» **EXERCISE TASK**:
Every line below that mentions the word "生石灰遇水便沸" should be copied out.

» **EXTRACTED INFORMATION**:
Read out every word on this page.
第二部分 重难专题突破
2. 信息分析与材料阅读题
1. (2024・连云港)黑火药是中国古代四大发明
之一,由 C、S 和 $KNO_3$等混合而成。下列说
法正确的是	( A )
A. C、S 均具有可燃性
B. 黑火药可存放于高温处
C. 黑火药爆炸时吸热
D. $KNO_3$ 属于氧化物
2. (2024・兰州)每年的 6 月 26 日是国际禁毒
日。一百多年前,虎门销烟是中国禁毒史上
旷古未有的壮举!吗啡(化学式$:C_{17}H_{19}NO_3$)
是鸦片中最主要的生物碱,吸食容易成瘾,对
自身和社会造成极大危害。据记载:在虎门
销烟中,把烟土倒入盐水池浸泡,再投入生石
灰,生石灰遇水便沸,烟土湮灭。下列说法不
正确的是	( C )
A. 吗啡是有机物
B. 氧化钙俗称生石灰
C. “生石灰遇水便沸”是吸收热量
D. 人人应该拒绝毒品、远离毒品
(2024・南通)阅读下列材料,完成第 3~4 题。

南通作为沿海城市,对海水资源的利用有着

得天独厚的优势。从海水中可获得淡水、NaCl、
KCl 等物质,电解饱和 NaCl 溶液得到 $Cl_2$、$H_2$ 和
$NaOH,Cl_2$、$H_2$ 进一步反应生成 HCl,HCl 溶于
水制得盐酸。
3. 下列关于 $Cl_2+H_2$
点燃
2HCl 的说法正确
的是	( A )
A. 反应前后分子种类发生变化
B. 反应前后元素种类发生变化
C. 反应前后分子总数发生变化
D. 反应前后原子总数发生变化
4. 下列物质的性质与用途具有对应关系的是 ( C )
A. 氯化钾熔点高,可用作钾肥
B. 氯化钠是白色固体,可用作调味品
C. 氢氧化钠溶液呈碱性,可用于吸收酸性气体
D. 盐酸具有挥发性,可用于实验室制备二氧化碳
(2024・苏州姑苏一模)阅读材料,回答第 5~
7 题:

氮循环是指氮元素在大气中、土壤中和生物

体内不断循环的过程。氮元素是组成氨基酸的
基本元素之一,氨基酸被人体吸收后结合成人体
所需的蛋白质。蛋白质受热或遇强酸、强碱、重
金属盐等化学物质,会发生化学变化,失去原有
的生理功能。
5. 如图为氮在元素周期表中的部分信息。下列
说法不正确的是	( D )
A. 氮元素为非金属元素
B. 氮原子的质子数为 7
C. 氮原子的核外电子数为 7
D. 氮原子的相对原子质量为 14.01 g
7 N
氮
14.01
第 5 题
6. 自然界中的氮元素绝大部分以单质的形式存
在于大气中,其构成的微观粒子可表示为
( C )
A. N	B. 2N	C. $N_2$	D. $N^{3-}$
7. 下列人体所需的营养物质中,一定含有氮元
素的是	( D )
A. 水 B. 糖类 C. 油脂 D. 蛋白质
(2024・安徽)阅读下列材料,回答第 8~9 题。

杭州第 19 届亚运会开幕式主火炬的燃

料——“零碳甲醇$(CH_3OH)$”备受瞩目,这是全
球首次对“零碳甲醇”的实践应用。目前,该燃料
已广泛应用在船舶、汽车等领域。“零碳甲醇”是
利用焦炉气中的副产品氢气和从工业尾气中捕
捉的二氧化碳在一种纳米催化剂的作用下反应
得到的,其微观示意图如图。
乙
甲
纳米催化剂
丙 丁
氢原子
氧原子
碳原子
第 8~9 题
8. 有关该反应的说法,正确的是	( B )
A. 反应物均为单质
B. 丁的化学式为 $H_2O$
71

» **SOLUTION**:
灰,生石灰遇水便沸,烟土湮灭。下列说法不
C. “生石灰遇水便沸”是吸收热量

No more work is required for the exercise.